Records from a dataset
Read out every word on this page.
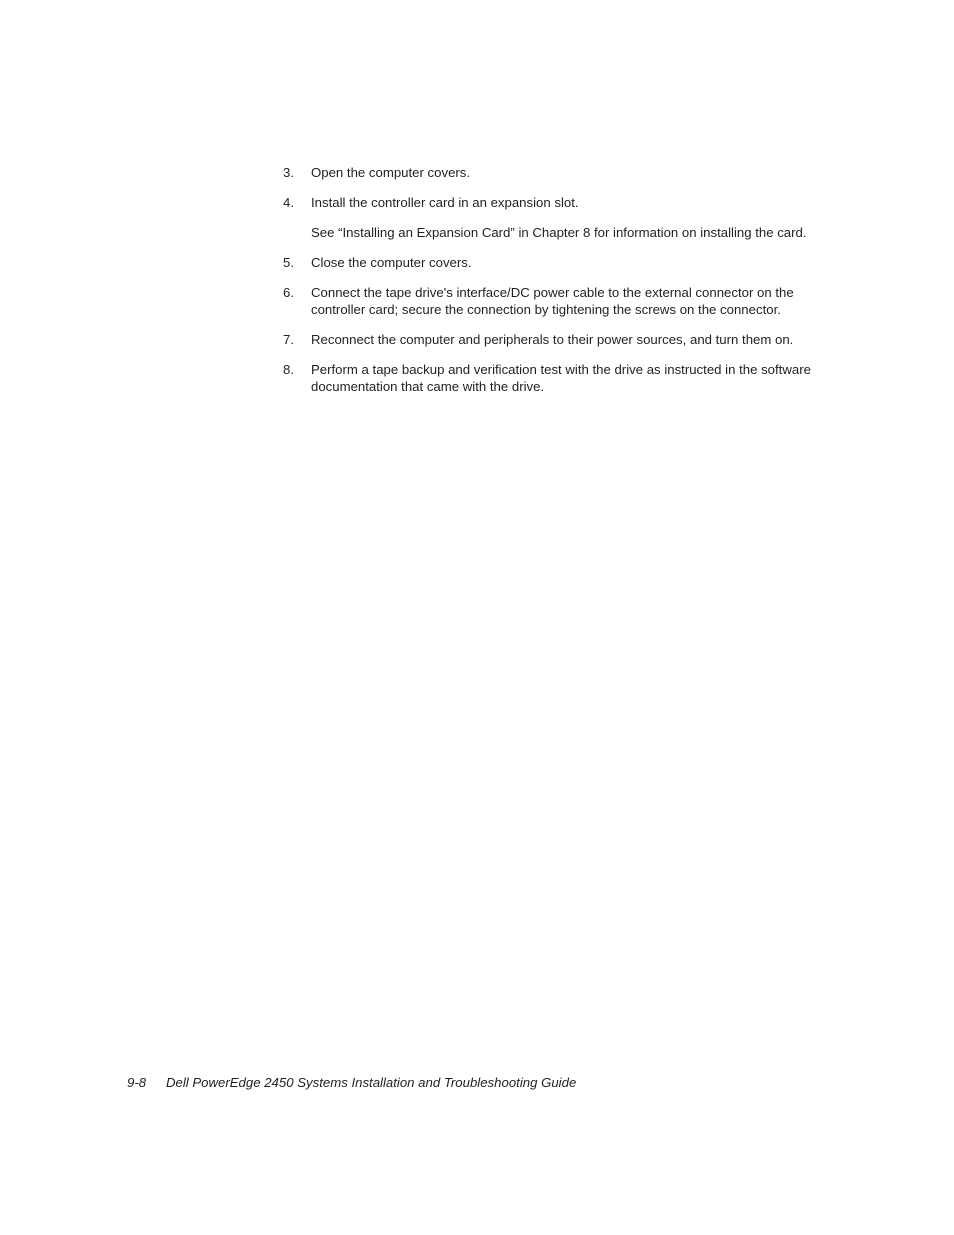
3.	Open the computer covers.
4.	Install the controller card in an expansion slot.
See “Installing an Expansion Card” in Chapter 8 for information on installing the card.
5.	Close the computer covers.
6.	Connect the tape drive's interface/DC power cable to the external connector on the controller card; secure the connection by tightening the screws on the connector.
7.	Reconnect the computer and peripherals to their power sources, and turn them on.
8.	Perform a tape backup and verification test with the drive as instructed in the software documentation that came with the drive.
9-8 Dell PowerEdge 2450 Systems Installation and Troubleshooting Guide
...
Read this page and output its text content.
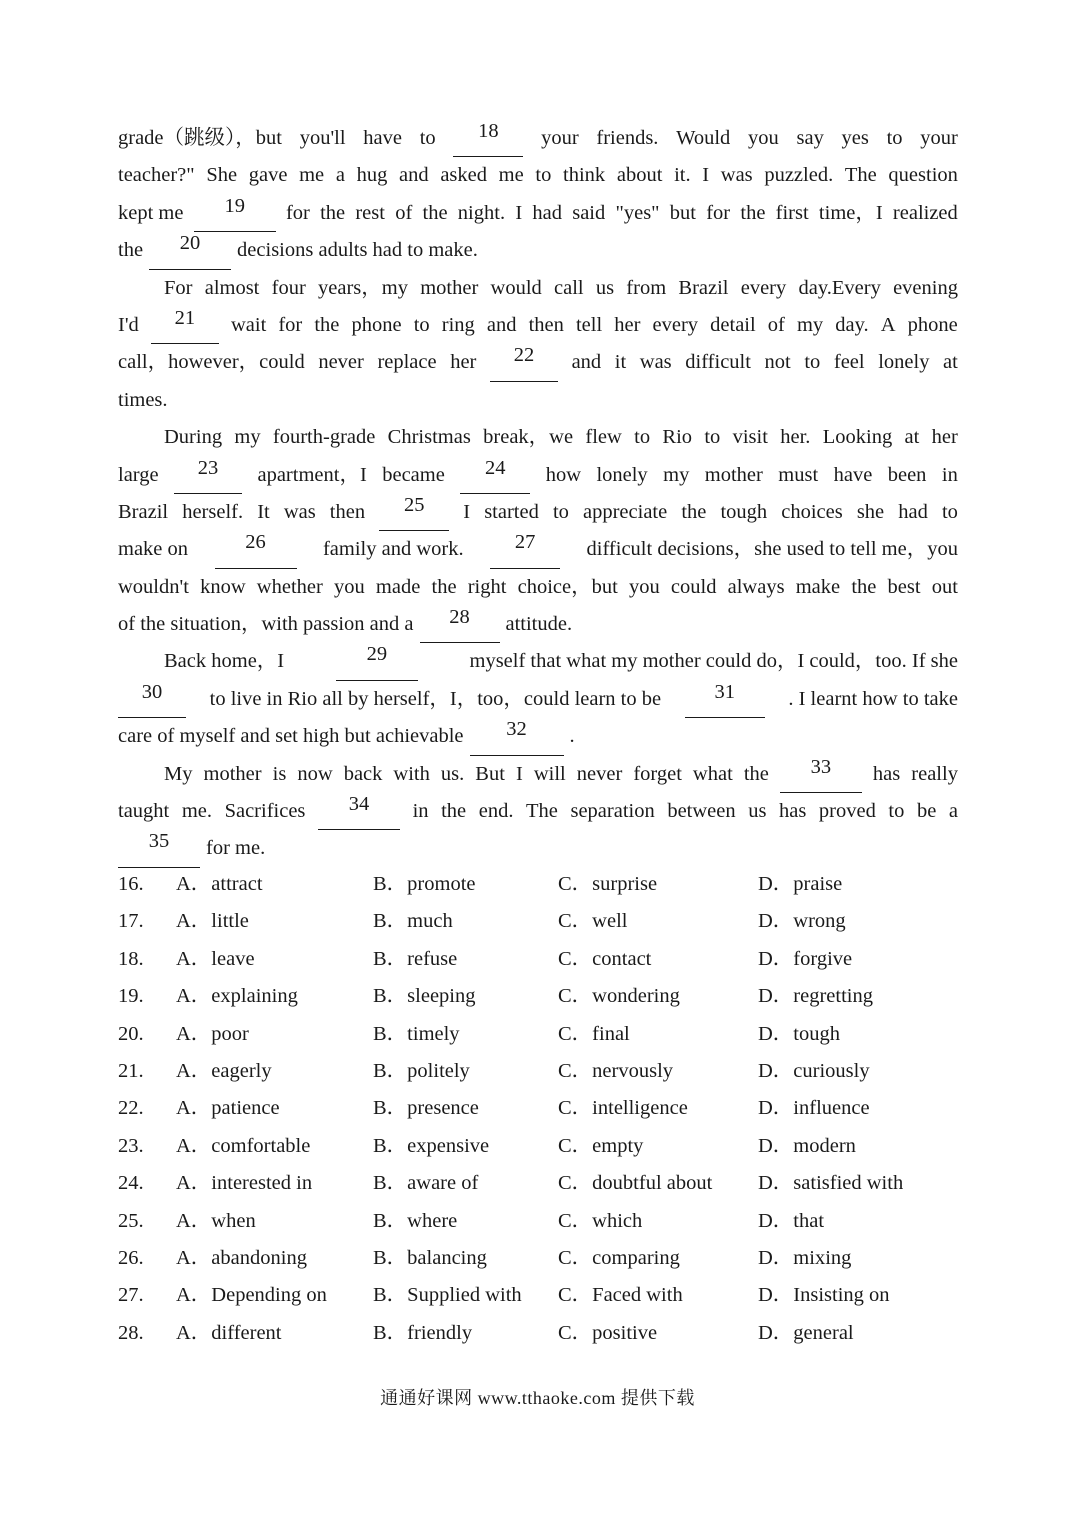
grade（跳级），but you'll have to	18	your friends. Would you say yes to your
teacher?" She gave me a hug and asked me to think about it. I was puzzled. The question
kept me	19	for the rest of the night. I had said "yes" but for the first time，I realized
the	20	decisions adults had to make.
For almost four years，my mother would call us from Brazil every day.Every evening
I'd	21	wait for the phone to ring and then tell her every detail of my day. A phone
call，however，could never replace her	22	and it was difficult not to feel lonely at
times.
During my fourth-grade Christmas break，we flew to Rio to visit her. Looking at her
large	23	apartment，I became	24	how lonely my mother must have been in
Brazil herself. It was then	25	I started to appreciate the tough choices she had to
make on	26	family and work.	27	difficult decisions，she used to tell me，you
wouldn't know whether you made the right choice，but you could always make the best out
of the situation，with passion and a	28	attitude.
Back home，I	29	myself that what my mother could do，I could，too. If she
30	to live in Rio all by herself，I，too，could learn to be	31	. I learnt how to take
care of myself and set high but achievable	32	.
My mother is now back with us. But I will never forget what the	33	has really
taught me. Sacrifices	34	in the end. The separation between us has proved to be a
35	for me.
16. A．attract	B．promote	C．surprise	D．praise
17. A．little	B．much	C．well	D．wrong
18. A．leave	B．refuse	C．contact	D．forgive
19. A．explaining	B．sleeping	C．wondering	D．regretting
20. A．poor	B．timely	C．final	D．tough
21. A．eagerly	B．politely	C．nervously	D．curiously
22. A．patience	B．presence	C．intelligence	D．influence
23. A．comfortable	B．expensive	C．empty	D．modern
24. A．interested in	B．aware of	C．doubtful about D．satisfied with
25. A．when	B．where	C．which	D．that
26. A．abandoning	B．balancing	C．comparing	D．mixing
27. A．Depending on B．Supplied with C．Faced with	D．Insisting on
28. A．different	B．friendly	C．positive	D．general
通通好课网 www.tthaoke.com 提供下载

#### GIVEN INSTRUCTION
Tally the lines above that contain the word "mother", and reply with only the number.

#### TASK RESULT
4